- **Exercise requirements**
Reply only with how many lines contain the word "month".

- **Input rows**

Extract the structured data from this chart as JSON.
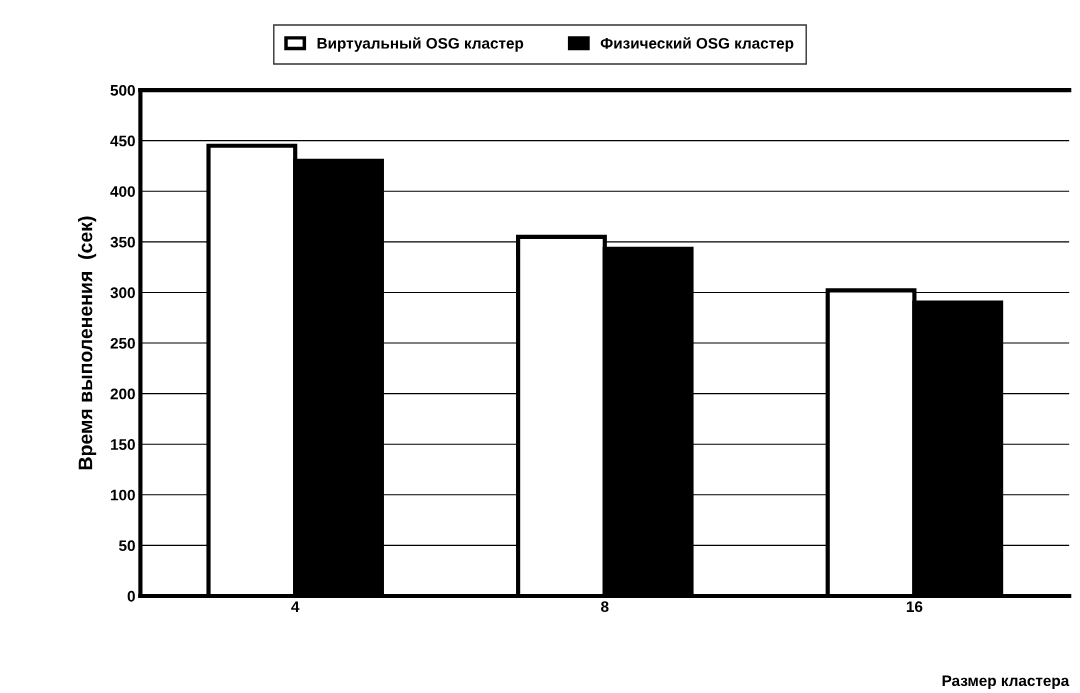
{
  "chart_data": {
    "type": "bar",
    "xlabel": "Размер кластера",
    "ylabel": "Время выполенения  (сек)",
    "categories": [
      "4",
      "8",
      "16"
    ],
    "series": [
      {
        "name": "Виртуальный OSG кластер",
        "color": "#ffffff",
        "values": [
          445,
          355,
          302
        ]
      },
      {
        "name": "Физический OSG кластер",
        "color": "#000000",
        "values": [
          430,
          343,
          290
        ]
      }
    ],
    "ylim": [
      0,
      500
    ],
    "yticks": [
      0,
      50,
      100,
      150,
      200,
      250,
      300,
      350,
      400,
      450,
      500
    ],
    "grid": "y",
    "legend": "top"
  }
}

---

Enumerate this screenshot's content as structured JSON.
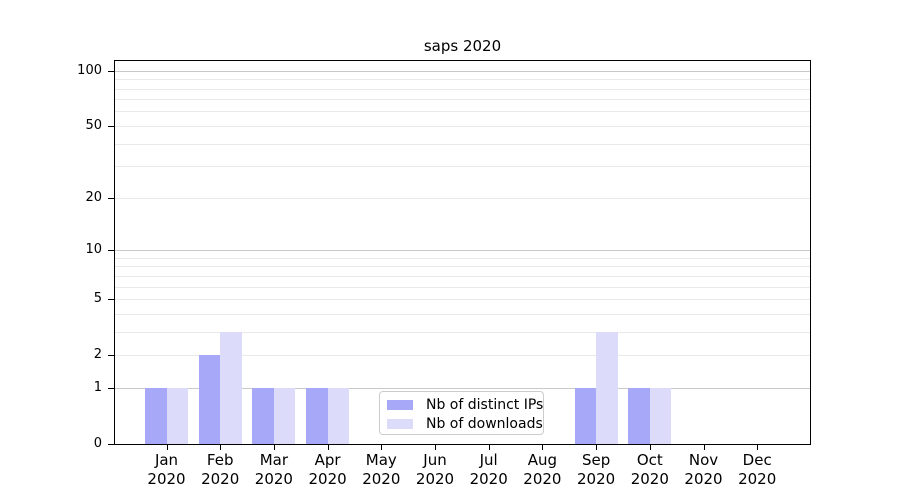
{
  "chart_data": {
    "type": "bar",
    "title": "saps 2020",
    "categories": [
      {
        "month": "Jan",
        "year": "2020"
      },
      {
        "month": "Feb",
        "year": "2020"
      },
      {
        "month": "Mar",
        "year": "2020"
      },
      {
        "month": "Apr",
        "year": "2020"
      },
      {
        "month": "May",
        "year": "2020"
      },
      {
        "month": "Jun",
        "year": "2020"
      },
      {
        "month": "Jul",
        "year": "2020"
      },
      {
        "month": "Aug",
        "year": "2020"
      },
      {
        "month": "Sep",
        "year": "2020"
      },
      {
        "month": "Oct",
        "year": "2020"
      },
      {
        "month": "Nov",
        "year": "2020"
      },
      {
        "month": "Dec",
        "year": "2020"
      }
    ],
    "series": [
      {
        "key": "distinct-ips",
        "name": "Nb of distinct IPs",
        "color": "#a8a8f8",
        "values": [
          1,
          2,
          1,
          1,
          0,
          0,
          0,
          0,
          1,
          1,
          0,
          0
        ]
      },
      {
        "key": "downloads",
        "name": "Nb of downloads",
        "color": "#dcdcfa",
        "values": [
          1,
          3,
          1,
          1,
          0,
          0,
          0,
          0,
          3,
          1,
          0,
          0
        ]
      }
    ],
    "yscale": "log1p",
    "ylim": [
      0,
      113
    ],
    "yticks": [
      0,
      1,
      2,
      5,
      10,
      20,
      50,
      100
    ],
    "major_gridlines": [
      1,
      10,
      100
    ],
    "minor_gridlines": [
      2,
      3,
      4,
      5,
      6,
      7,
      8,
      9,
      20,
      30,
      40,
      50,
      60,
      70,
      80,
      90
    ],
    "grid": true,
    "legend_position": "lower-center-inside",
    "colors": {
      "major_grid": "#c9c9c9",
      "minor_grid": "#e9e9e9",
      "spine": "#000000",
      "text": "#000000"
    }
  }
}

- **Result for this exercise**
12